> [EXERCISE REQUIREMENTS] Pick out the lines containing "qualifying".

> [DATA FOR THIS EXERCISE]
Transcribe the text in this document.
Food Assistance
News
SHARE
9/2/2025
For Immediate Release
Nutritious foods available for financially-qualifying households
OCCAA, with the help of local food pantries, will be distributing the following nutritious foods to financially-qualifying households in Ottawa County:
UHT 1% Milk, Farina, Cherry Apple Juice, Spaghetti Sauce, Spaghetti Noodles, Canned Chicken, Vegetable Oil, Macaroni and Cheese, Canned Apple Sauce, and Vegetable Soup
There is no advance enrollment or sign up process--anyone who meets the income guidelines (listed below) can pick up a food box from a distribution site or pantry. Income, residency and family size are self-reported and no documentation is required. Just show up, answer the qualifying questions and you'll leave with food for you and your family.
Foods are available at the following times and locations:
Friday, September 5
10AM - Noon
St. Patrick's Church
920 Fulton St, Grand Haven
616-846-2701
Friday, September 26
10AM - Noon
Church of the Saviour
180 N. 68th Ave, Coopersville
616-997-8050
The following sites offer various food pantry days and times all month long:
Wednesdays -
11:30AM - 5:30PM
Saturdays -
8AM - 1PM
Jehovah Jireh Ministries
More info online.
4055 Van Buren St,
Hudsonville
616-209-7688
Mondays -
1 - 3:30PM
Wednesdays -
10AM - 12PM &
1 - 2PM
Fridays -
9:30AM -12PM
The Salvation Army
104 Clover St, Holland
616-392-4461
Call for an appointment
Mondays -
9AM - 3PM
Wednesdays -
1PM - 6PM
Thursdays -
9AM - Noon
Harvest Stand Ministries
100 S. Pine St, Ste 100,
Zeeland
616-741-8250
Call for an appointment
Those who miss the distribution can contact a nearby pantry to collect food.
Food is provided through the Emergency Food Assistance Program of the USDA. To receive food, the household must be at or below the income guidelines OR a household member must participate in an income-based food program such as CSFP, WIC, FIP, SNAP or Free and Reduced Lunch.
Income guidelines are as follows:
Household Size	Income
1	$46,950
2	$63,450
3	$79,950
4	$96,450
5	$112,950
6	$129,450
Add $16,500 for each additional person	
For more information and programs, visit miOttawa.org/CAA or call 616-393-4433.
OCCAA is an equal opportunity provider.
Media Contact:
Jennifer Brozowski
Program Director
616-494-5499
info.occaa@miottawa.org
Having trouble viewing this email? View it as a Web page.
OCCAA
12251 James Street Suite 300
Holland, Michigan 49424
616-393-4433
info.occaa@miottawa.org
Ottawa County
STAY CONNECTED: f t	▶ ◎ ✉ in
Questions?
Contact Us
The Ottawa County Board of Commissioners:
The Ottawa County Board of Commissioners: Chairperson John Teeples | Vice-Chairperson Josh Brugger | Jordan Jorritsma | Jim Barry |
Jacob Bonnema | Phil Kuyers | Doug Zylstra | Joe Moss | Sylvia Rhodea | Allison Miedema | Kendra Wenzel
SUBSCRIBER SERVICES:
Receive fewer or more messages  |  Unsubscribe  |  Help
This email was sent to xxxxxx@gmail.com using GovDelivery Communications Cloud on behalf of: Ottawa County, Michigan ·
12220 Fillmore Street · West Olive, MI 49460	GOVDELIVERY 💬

> [OUTPUT OF THE EXERCISE]
Nutritious foods available for financially-qualifying households
OCCAA, with the help of local food pantries, will be distributing the following nutritious foods to financially-qualifying households in Ottawa County:
There is no advance enrollment or sign up process--anyone who meets the income guidelines (listed below) can pick up a food box from a distribution site or pantry. Income, residency and family size are self-reported and no documentation is required. Just show up, answer the qualifying questions and you'll leave with food for you and your family.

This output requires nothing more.